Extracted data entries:

....

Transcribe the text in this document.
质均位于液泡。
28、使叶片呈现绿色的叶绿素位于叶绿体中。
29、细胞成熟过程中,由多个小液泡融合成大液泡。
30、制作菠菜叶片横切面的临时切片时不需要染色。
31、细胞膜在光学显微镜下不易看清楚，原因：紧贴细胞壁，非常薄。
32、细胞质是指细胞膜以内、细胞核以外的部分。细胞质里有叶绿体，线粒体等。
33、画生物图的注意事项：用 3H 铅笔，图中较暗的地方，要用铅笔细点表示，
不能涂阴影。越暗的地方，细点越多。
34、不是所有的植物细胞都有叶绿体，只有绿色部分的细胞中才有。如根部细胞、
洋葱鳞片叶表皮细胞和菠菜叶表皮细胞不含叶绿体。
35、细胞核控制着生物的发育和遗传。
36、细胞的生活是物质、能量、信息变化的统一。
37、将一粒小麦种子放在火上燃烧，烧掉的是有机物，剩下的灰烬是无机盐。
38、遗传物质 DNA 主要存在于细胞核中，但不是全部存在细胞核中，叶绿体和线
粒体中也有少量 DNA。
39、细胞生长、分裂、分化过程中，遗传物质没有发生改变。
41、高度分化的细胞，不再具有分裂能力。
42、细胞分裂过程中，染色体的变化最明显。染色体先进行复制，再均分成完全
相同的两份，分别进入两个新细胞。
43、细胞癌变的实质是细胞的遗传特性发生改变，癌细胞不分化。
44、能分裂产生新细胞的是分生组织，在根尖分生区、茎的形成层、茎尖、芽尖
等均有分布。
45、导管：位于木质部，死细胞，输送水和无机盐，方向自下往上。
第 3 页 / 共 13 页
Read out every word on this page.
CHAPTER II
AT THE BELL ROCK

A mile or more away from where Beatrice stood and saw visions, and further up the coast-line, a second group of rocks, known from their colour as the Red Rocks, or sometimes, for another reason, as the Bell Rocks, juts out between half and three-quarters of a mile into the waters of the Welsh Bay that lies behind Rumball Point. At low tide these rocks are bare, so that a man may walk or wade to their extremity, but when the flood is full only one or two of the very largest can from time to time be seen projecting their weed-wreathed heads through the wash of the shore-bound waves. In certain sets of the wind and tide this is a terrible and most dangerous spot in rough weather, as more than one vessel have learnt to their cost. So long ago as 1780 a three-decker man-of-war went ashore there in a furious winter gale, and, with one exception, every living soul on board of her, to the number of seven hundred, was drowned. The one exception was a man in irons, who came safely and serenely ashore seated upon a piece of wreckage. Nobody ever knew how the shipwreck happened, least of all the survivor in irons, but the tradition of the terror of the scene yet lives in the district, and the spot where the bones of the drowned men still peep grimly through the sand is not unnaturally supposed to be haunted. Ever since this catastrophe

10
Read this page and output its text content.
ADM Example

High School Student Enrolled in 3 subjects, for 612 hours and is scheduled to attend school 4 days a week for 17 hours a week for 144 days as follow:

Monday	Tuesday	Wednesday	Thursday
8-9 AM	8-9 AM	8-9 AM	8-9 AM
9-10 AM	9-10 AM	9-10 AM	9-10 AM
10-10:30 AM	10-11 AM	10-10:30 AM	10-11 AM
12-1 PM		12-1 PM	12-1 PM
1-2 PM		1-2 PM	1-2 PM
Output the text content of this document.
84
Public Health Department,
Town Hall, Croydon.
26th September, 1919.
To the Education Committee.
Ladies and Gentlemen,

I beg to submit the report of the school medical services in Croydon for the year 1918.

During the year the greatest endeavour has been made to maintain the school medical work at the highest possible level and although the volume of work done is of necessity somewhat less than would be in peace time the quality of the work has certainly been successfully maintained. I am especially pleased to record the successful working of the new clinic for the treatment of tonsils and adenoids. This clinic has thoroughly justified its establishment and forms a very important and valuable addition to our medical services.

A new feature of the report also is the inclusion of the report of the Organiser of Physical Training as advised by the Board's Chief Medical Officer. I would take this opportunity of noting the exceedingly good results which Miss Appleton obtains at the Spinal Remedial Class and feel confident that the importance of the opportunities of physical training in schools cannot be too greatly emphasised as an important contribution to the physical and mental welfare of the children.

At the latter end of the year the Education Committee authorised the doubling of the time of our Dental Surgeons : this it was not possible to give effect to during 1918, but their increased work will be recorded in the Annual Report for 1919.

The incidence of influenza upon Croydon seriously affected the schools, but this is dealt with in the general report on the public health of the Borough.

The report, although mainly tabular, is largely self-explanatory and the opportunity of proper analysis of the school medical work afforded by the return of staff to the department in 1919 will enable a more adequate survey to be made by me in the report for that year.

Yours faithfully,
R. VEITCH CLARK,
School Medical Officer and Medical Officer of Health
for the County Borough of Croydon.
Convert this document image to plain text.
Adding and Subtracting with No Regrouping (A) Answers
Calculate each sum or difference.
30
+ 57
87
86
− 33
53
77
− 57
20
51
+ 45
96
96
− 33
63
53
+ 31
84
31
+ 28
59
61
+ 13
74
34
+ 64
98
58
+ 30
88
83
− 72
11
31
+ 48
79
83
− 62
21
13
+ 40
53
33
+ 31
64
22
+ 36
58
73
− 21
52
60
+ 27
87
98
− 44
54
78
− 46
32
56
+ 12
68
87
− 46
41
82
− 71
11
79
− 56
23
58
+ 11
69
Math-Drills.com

....

Every record shown above must be echoed exactly.

Transcribe the text in this document.
质均位于液泡。
28、使叶片呈现绿色的叶绿素位于叶绿体中。
29、细胞成熟过程中,由多个小液泡融合成大液泡。
30、制作菠菜叶片横切面的临时切片时不需要染色。
31、细胞膜在光学显微镜下不易看清楚，原因：紧贴细胞壁，非常薄。
32、细胞质是指细胞膜以内、细胞核以外的部分。细胞质里有叶绿体，线粒体等。
33、画生物图的注意事项：用 3H 铅笔，图中较暗的地方，要用铅笔细点表示，
不能涂阴影。越暗的地方，细点越多。
34、不是所有的植物细胞都有叶绿体，只有绿色部分的细胞中才有。如根部细胞、
洋葱鳞片叶表皮细胞和菠菜叶表皮细胞不含叶绿体。
35、细胞核控制着生物的发育和遗传。
36、细胞的生活是物质、能量、信息变化的统一。
37、将一粒小麦种子放在火上燃烧，烧掉的是有机物，剩下的灰烬是无机盐。
38、遗传物质 DNA 主要存在于细胞核中，但不是全部存在细胞核中，叶绿体和线
粒体中也有少量 DNA。
39、细胞生长、分裂、分化过程中，遗传物质没有发生改变。
41、高度分化的细胞，不再具有分裂能力。
42、细胞分裂过程中，染色体的变化最明显。染色体先进行复制，再均分成完全
相同的两份，分别进入两个新细胞。
43、细胞癌变的实质是细胞的遗传特性发生改变，癌细胞不分化。
44、能分裂产生新细胞的是分生组织，在根尖分生区、茎的形成层、茎尖、芽尖
等均有分布。
45、导管：位于木质部，死细胞，输送水和无机盐，方向自下往上。
第 3 页 / 共 13 页
Read out every word on this page.
CHAPTER II
AT THE BELL ROCK

A mile or more away from where Beatrice stood and saw visions, and further up the coast-line, a second group of rocks, known from their colour as the Red Rocks, or sometimes, for another reason, as the Bell Rocks, juts out between half and three-quarters of a mile into the waters of the Welsh Bay that lies behind Rumball Point. At low tide these rocks are bare, so that a man may walk or wade to their extremity, but when the flood is full only one or two of the very largest can from time to time be seen projecting their weed-wreathed heads through the wash of the shore-bound waves. In certain sets of the wind and tide this is a terrible and most dangerous spot in rough weather, as more than one vessel have learnt to their cost. So long ago as 1780 a three-decker man-of-war went ashore there in a furious winter gale, and, with one exception, every living soul on board of her, to the number of seven hundred, was drowned. The one exception was a man in irons, who came safely and serenely ashore seated upon a piece of wreckage. Nobody ever knew how the shipwreck happened, least of all the survivor in irons, but the tradition of the terror of the scene yet lives in the district, and the spot where the bones of the drowned men still peep grimly through the sand is not unnaturally supposed to be haunted. Ever since this catastrophe

10
Read this page and output its text content.
ADM Example

High School Student Enrolled in 3 subjects, for 612 hours and is scheduled to attend school 4 days a week for 17 hours a week for 144 days as follow:

Monday	Tuesday	Wednesday	Thursday
8-9 AM	8-9 AM	8-9 AM	8-9 AM
9-10 AM	9-10 AM	9-10 AM	9-10 AM
10-10:30 AM	10-11 AM	10-10:30 AM	10-11 AM
12-1 PM		12-1 PM	12-1 PM
1-2 PM		1-2 PM	1-2 PM
Output the text content of this document.
84
Public Health Department,
Town Hall, Croydon.
26th September, 1919.
To the Education Committee.
Ladies and Gentlemen,

I beg to submit the report of the school medical services in Croydon for the year 1918.

During the year the greatest endeavour has been made to maintain the school medical work at the highest possible level and although the volume of work done is of necessity somewhat less than would be in peace time the quality of the work has certainly been successfully maintained. I am especially pleased to record the successful working of the new clinic for the treatment of tonsils and adenoids. This clinic has thoroughly justified its establishment and forms a very important and valuable addition to our medical services.

A new feature of the report also is the inclusion of the report of the Organiser of Physical Training as advised by the Board's Chief Medical Officer. I would take this opportunity of noting the exceedingly good results which Miss Appleton obtains at the Spinal Remedial Class and feel confident that the importance of the opportunities of physical training in schools cannot be too greatly emphasised as an important contribution to the physical and mental welfare of the children.

At the latter end of the year the Education Committee authorised the doubling of the time of our Dental Surgeons : this it was not possible to give effect to during 1918, but their increased work will be recorded in the Annual Report for 1919.

The incidence of influenza upon Croydon seriously affected the schools, but this is dealt with in the general report on the public health of the Borough.

The report, although mainly tabular, is largely self-explanatory and the opportunity of proper analysis of the school medical work afforded by the return of staff to the department in 1919 will enable a more adequate survey to be made by me in the report for that year.

Yours faithfully,
R. VEITCH CLARK,
School Medical Officer and Medical Officer of Health
for the County Borough of Croydon.
Convert this document image to plain text.
Adding and Subtracting with No Regrouping (A) Answers
Calculate each sum or difference.
30
+ 57
87
86
− 33
53
77
− 57
20
51
+ 45
96
96
− 33
63
53
+ 31
84
31
+ 28
59
61
+ 13
74
34
+ 64
98
58
+ 30
88
83
− 72
11
31
+ 48
79
83
− 62
21
13
+ 40
53
33
+ 31
64
22
+ 36
58
73
− 21
52
60
+ 27
87
98
− 44
54
78
− 46
32
56
+ 12
68
87
− 46
41
82
− 71
11
79
− 56
23
58
+ 11
69
Math-Drills.com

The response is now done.